# EXERCISE DIRECTIONS:
In the copy, include every entry exactly but none of the images.

# DATA PROVIDED:
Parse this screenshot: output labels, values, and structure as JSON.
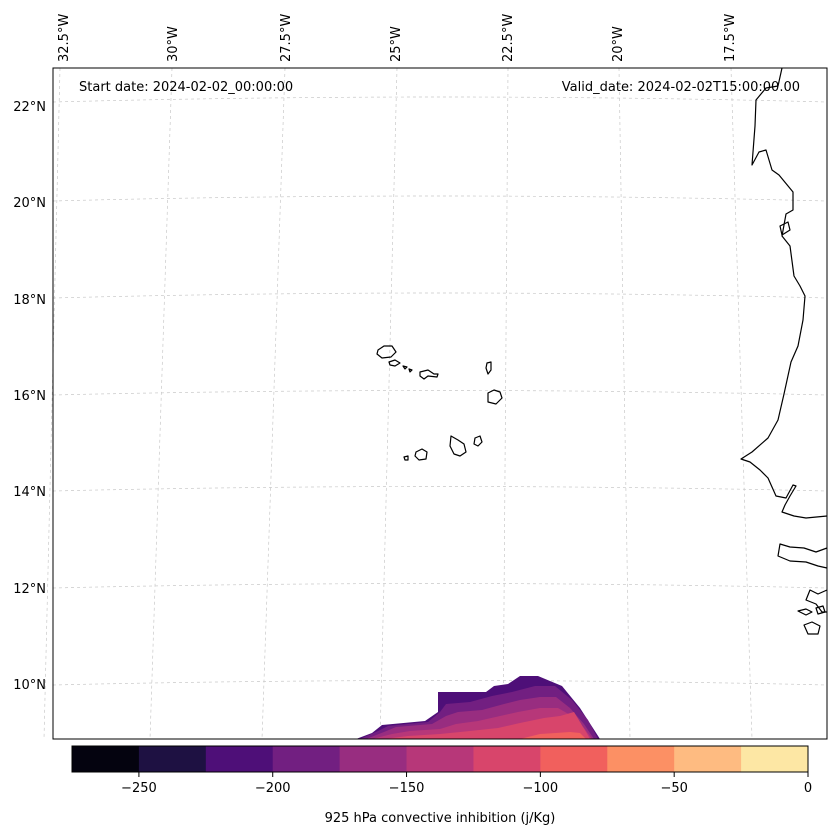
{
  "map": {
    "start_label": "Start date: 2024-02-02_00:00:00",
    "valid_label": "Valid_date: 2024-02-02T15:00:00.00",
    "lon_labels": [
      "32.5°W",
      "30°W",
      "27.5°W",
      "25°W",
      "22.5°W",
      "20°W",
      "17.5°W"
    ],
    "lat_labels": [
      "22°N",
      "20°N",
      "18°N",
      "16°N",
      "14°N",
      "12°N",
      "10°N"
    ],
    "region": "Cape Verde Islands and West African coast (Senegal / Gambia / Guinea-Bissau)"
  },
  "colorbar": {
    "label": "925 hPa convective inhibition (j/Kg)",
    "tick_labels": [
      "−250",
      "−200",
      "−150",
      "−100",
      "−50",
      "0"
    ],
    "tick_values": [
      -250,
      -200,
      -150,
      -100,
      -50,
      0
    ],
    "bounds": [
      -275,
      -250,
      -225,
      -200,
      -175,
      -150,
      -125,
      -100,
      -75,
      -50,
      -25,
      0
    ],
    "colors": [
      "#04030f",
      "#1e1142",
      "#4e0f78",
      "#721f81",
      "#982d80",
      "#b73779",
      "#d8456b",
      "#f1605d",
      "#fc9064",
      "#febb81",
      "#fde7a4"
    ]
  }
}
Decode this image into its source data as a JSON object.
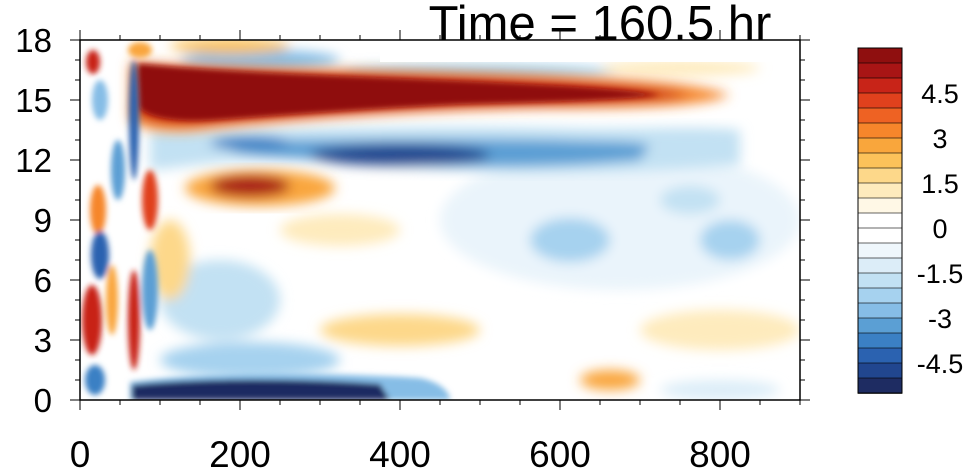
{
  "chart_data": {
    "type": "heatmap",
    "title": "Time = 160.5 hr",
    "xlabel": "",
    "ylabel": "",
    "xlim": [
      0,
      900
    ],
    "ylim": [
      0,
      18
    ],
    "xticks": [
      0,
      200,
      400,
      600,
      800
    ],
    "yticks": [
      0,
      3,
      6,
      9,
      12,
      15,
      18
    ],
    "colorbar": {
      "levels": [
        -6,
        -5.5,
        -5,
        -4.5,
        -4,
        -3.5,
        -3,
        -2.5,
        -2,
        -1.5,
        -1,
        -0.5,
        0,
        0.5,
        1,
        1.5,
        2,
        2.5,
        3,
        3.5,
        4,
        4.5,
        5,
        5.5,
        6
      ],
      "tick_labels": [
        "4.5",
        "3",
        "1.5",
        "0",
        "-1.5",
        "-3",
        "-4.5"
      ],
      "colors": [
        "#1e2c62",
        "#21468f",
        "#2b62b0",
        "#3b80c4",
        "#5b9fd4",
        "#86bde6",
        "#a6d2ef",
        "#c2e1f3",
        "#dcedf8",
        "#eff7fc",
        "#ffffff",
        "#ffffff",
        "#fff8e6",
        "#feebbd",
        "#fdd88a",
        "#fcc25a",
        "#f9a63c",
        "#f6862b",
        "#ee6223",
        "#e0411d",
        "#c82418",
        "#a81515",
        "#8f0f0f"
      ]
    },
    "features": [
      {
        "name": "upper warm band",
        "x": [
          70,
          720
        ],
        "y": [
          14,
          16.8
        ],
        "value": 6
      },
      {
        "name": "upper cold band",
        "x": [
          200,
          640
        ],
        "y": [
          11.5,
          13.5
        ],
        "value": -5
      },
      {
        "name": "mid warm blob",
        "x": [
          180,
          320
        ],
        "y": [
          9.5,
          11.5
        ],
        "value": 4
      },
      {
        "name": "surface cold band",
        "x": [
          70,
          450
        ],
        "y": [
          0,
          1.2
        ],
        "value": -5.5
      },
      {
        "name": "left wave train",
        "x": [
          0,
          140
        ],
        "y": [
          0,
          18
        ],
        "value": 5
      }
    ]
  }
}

# EXERCISE RESULT:
Parse this screenshot: output labels, values, and structure as JSON.
{
  "map": {
    "start_label": "Start date: 2024-02-02_00:00:00",
    "valid_label": "Valid_date: 2024-02-02T15:00:00.00",
    "lon_labels": [
      "32.5°W",
      "30°W",
      "27.5°W",
      "25°W",
      "22.5°W",
      "20°W",
      "17.5°W"
    ],
    "lat_labels": [
      "22°N",
      "20°N",
      "18°N",
      "16°N",
      "14°N",
      "12°N",
      "10°N"
    ],
    "region": "Cape Verde Islands and West African coast (Senegal / Gambia / Guinea-Bissau)"
  },
  "colorbar": {
    "label": "925 hPa convective inhibition (j/Kg)",
    "tick_labels": [
      "−250",
      "−200",
      "−150",
      "−100",
      "−50",
      "0"
    ],
    "tick_values": [
      -250,
      -200,
      -150,
      -100,
      -50,
      0
    ],
    "bounds": [
      -275,
      -250,
      -225,
      -200,
      -175,
      -150,
      -125,
      -100,
      -75,
      -50,
      -25,
      0
    ],
    "colors": [
      "#04030f",
      "#1e1142",
      "#4e0f78",
      "#721f81",
      "#982d80",
      "#b73779",
      "#d8456b",
      "#f1605d",
      "#fc9064",
      "#febb81",
      "#fde7a4"
    ]
  }
}
Decode this image into its source data as a JSON object.
{
  "chart_data": {
    "type": "heatmap",
    "title": "Time = 160.5 hr",
    "xlabel": "",
    "ylabel": "",
    "xlim": [
      0,
      900
    ],
    "ylim": [
      0,
      18
    ],
    "xticks": [
      0,
      200,
      400,
      600,
      800
    ],
    "yticks": [
      0,
      3,
      6,
      9,
      12,
      15,
      18
    ],
    "colorbar": {
      "levels": [
        -6,
        -5.5,
        -5,
        -4.5,
        -4,
        -3.5,
        -3,
        -2.5,
        -2,
        -1.5,
        -1,
        -0.5,
        0,
        0.5,
        1,
        1.5,
        2,
        2.5,
        3,
        3.5,
        4,
        4.5,
        5,
        5.5,
        6
      ],
      "tick_labels": [
        "4.5",
        "3",
        "1.5",
        "0",
        "-1.5",
        "-3",
        "-4.5"
      ],
      "colors": [
        "#1e2c62",
        "#21468f",
        "#2b62b0",
        "#3b80c4",
        "#5b9fd4",
        "#86bde6",
        "#a6d2ef",
        "#c2e1f3",
        "#dcedf8",
        "#eff7fc",
        "#ffffff",
        "#ffffff",
        "#fff8e6",
        "#feebbd",
        "#fdd88a",
        "#fcc25a",
        "#f9a63c",
        "#f6862b",
        "#ee6223",
        "#e0411d",
        "#c82418",
        "#a81515",
        "#8f0f0f"
      ]
    },
    "features": [
      {
        "name": "upper warm band",
        "x": [
          70,
          720
        ],
        "y": [
          14,
          16.8
        ],
        "value": 6
      },
      {
        "name": "upper cold band",
        "x": [
          200,
          640
        ],
        "y": [
          11.5,
          13.5
        ],
        "value": -5
      },
      {
        "name": "mid warm blob",
        "x": [
          180,
          320
        ],
        "y": [
          9.5,
          11.5
        ],
        "value": 4
      },
      {
        "name": "surface cold band",
        "x": [
          70,
          450
        ],
        "y": [
          0,
          1.2
        ],
        "value": -5.5
      },
      {
        "name": "left wave train",
        "x": [
          0,
          140
        ],
        "y": [
          0,
          18
        ],
        "value": 5
      }
    ]
  }
}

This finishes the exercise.